● What you need to do: Would you please copy every line below that includes the string "Eroberung"?

Transcribed page data:
+===+

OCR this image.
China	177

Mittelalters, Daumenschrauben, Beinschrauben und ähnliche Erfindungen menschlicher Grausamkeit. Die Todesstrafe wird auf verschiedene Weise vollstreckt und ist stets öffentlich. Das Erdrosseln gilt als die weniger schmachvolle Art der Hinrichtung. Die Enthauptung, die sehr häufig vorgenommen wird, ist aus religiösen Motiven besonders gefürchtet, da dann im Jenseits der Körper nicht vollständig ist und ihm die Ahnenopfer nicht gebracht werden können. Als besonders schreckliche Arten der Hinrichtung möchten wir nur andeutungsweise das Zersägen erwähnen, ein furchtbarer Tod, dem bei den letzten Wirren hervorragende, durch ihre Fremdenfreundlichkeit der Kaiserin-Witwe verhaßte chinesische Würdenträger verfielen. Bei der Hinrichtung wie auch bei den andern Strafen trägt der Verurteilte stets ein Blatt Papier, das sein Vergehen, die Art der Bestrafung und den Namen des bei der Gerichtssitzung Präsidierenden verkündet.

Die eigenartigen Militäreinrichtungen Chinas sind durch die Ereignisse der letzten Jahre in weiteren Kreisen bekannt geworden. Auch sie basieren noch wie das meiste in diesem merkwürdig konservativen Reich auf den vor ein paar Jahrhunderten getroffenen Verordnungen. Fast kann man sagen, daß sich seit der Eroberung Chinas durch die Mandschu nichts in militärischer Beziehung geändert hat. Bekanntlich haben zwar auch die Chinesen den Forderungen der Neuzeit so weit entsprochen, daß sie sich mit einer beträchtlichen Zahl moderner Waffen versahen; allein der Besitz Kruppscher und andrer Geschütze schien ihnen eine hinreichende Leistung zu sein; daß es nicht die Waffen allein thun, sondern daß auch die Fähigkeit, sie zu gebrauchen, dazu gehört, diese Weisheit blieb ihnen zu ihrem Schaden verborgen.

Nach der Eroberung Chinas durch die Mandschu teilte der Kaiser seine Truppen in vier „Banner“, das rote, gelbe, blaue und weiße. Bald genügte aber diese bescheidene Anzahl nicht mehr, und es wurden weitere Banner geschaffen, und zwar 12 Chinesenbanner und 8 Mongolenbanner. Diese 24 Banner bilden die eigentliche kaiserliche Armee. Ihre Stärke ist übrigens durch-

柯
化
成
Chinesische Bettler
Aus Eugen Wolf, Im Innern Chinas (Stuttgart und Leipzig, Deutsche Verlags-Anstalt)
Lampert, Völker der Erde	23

+===+

● Answer below:
Die eigenartigen Militäreinrichtungen Chinas sind durch die Ereignisse der letzten Jahre in weiteren Kreisen bekannt geworden. Auch sie basieren noch wie das meiste in diesem merkwürdig konservativen Reich auf den vor ein paar Jahrhunderten getroffenen Verordnungen. Fast kann man sagen, daß sich seit der Eroberung Chinas durch die Mandschu nichts in militärischer Beziehung geändert hat. Bekanntlich haben zwar auch die Chinesen den Forderungen der Neuzeit so weit entsprochen, daß sie sich mit einer beträchtlichen Zahl moderner Waffen versahen; allein der Besitz Kruppscher und andrer Geschütze schien ihnen eine hinreichende Leistung zu sein; daß es nicht die Waffen allein thun, sondern daß auch die Fähigkeit, sie zu gebrauchen, dazu gehört, diese Weisheit blieb ihnen zu ihrem Schaden verborgen.
Nach der Eroberung Chinas durch die Mandschu teilte der Kaiser seine Truppen in vier „Banner“, das rote, gelbe, blaue und weiße. Bald genügte aber diese bescheidene Anzahl nicht mehr, und es wurden weitere Banner geschaffen, und zwar 12 Chinesenbanner und 8 Mongolenbanner. Diese 24 Banner bilden die eigentliche kaiserliche Armee. Ihre Stärke ist übrigens durch-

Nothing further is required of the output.